» **GIVEN EXERCISE**
Print the whole listing exactly.

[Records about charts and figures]
____

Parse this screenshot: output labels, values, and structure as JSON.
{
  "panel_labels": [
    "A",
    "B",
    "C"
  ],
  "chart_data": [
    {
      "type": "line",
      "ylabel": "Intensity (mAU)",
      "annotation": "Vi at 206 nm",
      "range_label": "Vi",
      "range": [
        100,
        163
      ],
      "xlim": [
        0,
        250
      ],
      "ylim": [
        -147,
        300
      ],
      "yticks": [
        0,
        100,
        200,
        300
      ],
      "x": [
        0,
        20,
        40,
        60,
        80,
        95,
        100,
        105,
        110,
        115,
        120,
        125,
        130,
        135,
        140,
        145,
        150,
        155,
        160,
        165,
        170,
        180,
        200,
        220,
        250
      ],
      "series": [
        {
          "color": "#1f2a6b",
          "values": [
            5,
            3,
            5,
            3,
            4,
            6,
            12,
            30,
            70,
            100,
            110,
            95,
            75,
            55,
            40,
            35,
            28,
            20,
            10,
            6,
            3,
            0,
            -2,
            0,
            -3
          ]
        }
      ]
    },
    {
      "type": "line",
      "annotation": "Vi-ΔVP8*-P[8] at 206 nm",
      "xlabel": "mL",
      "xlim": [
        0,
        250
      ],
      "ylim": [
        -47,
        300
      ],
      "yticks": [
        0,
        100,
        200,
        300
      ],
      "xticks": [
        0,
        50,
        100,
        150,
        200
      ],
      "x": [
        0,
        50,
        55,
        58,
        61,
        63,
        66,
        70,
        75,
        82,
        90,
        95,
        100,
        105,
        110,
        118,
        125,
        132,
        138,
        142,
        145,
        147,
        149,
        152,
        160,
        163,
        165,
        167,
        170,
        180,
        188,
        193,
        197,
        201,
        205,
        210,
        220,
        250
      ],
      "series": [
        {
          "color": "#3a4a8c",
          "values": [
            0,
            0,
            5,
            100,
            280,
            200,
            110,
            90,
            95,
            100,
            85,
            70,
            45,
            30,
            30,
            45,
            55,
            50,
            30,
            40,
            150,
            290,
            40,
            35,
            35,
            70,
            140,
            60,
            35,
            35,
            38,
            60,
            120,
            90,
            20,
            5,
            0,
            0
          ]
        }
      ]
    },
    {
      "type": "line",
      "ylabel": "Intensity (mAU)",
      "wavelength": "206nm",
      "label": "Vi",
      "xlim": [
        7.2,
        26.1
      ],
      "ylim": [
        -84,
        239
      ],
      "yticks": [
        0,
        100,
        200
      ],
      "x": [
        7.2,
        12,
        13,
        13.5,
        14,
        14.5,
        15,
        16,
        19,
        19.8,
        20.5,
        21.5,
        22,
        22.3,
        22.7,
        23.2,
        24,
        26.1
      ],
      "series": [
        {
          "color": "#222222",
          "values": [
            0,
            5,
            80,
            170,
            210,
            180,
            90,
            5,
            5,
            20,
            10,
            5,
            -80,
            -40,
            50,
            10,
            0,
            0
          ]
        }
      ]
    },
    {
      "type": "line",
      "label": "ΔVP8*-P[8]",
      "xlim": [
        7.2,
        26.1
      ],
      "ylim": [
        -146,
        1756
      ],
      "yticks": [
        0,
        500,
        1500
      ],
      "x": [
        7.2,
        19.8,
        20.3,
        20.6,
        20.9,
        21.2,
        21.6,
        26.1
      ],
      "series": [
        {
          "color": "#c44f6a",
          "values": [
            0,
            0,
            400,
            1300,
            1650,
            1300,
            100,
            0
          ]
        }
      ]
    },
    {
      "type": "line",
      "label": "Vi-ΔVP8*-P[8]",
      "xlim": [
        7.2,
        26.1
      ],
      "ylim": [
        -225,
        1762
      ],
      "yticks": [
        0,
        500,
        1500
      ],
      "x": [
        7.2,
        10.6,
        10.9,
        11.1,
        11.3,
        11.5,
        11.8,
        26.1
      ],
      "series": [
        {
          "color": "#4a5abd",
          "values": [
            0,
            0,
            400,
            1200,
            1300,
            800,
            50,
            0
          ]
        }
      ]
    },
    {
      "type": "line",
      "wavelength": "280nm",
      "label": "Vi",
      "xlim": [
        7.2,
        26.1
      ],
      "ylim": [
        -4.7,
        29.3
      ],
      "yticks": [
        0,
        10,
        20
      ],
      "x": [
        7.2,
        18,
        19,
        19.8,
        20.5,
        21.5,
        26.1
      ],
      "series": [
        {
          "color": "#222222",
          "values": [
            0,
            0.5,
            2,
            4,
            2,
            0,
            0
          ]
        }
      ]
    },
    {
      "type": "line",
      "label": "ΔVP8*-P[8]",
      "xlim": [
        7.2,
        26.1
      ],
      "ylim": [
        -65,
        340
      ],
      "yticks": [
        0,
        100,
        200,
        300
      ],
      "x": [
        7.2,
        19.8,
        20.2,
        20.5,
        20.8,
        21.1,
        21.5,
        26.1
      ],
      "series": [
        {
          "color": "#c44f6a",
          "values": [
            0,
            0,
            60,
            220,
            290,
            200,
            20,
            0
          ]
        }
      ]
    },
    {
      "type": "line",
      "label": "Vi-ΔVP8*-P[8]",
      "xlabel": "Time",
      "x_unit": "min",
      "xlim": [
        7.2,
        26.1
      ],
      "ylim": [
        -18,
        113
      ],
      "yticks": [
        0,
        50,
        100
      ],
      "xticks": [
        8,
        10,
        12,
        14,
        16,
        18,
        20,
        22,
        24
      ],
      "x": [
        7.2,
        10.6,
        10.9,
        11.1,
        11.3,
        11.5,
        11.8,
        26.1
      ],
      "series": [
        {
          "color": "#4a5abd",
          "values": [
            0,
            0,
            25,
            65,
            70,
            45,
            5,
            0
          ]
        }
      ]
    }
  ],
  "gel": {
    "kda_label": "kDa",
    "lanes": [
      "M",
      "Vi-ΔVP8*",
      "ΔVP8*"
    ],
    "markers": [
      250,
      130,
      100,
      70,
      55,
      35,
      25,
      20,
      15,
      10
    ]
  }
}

____

» **THE COMPLETED TASK**
Parse this screenshot: output labels, values, and structure as JSON.
{
  "panel_labels": [
    "A",
    "B",
    "C"
  ],
  "chart_data": [
    {
      "type": "line",
      "ylabel": "Intensity (mAU)",
      "annotation": "Vi at 206 nm",
      "range_label": "Vi",
      "range": [
        100,
        163
      ],
      "xlim": [
        0,
        250
      ],
      "ylim": [
        -147,
        300
      ],
      "yticks": [
        0,
        100,
        200,
        300
      ],
      "x": [
        0,
        20,
        40,
        60,
        80,
        95,
        100,
        105,
        110,
        115,
        120,
        125,
        130,
        135,
        140,
        145,
        150,
        155,
        160,
        165,
        170,
        180,
        200,
        220,
        250
      ],
      "series": [
        {
          "color": "#1f2a6b",
          "values": [
            5,
            3,
            5,
            3,
            4,
            6,
            12,
            30,
            70,
            100,
            110,
            95,
            75,
            55,
            40,
            35,
            28,
            20,
            10,
            6,
            3,
            0,
            -2,
            0,
            -3
          ]
        }
      ]
    },
    {
      "type": "line",
      "annotation": "Vi-ΔVP8*-P[8] at 206 nm",
      "xlabel": "mL",
      "xlim": [
        0,
        250
      ],
      "ylim": [
        -47,
        300
      ],
      "yticks": [
        0,
        100,
        200,
        300
      ],
      "xticks": [
        0,
        50,
        100,
        150,
        200
      ],
      "x": [
        0,
        50,
        55,
        58,
        61,
        63,
        66,
        70,
        75,
        82,
        90,
        95,
        100,
        105,
        110,
        118,
        125,
        132,
        138,
        142,
        145,
        147,
        149,
        152,
        160,
        163,
        165,
        167,
        170,
        180,
        188,
        193,
        197,
        201,
        205,
        210,
        220,
        250
      ],
      "series": [
        {
          "color": "#3a4a8c",
          "values": [
            0,
            0,
            5,
            100,
            280,
            200,
            110,
            90,
            95,
            100,
            85,
            70,
            45,
            30,
            30,
            45,
            55,
            50,
            30,
            40,
            150,
            290,
            40,
            35,
            35,
            70,
            140,
            60,
            35,
            35,
            38,
            60,
            120,
            90,
            20,
            5,
            0,
            0
          ]
        }
      ]
    },
    {
      "type": "line",
      "ylabel": "Intensity (mAU)",
      "wavelength": "206nm",
      "label": "Vi",
      "xlim": [
        7.2,
        26.1
      ],
      "ylim": [
        -84,
        239
      ],
      "yticks": [
        0,
        100,
        200
      ],
      "x": [
        7.2,
        12,
        13,
        13.5,
        14,
        14.5,
        15,
        16,
        19,
        19.8,
        20.5,
        21.5,
        22,
        22.3,
        22.7,
        23.2,
        24,
        26.1
      ],
      "series": [
        {
          "color": "#222222",
          "values": [
            0,
            5,
            80,
            170,
            210,
            180,
            90,
            5,
            5,
            20,
            10,
            5,
            -80,
            -40,
            50,
            10,
            0,
            0
          ]
        }
      ]
    },
    {
      "type": "line",
      "label": "ΔVP8*-P[8]",
      "xlim": [
        7.2,
        26.1
      ],
      "ylim": [
        -146,
        1756
      ],
      "yticks": [
        0,
        500,
        1500
      ],
      "x": [
        7.2,
        19.8,
        20.3,
        20.6,
        20.9,
        21.2,
        21.6,
        26.1
      ],
      "series": [
        {
          "color": "#c44f6a",
          "values": [
            0,
            0,
            400,
            1300,
            1650,
            1300,
            100,
            0
          ]
        }
      ]
    },
    {
      "type": "line",
      "label": "Vi-ΔVP8*-P[8]",
      "xlim": [
        7.2,
        26.1
      ],
      "ylim": [
        -225,
        1762
      ],
      "yticks": [
        0,
        500,
        1500
      ],
      "x": [
        7.2,
        10.6,
        10.9,
        11.1,
        11.3,
        11.5,
        11.8,
        26.1
      ],
      "series": [
        {
          "color": "#4a5abd",
          "values": [
            0,
            0,
            400,
            1200,
            1300,
            800,
            50,
            0
          ]
        }
      ]
    },
    {
      "type": "line",
      "wavelength": "280nm",
      "label": "Vi",
      "xlim": [
        7.2,
        26.1
      ],
      "ylim": [
        -4.7,
        29.3
      ],
      "yticks": [
        0,
        10,
        20
      ],
      "x": [
        7.2,
        18,
        19,
        19.8,
        20.5,
        21.5,
        26.1
      ],
      "series": [
        {
          "color": "#222222",
          "values": [
            0,
            0.5,
            2,
            4,
            2,
            0,
            0
          ]
        }
      ]
    },
    {
      "type": "line",
      "label": "ΔVP8*-P[8]",
      "xlim": [
        7.2,
        26.1
      ],
      "ylim": [
        -65,
        340
      ],
      "yticks": [
        0,
        100,
        200,
        300
      ],
      "x": [
        7.2,
        19.8,
        20.2,
        20.5,
        20.8,
        21.1,
        21.5,
        26.1
      ],
      "series": [
        {
          "color": "#c44f6a",
          "values": [
            0,
            0,
            60,
            220,
            290,
            200,
            20,
            0
          ]
        }
      ]
    },
    {
      "type": "line",
      "label": "Vi-ΔVP8*-P[8]",
      "xlabel": "Time",
      "x_unit": "min",
      "xlim": [
        7.2,
        26.1
      ],
      "ylim": [
        -18,
        113
      ],
      "yticks": [
        0,
        50,
        100
      ],
      "xticks": [
        8,
        10,
        12,
        14,
        16,
        18,
        20,
        22,
        24
      ],
      "x": [
        7.2,
        10.6,
        10.9,
        11.1,
        11.3,
        11.5,
        11.8,
        26.1
      ],
      "series": [
        {
          "color": "#4a5abd",
          "values": [
            0,
            0,
            25,
            65,
            70,
            45,
            5,
            0
          ]
        }
      ]
    }
  ],
  "gel": {
    "kda_label": "kDa",
    "lanes": [
      "M",
      "Vi-ΔVP8*",
      "ΔVP8*"
    ],
    "markers": [
      250,
      130,
      100,
      70,
      55,
      35,
      25,
      20,
      15,
      10
    ]
  }
}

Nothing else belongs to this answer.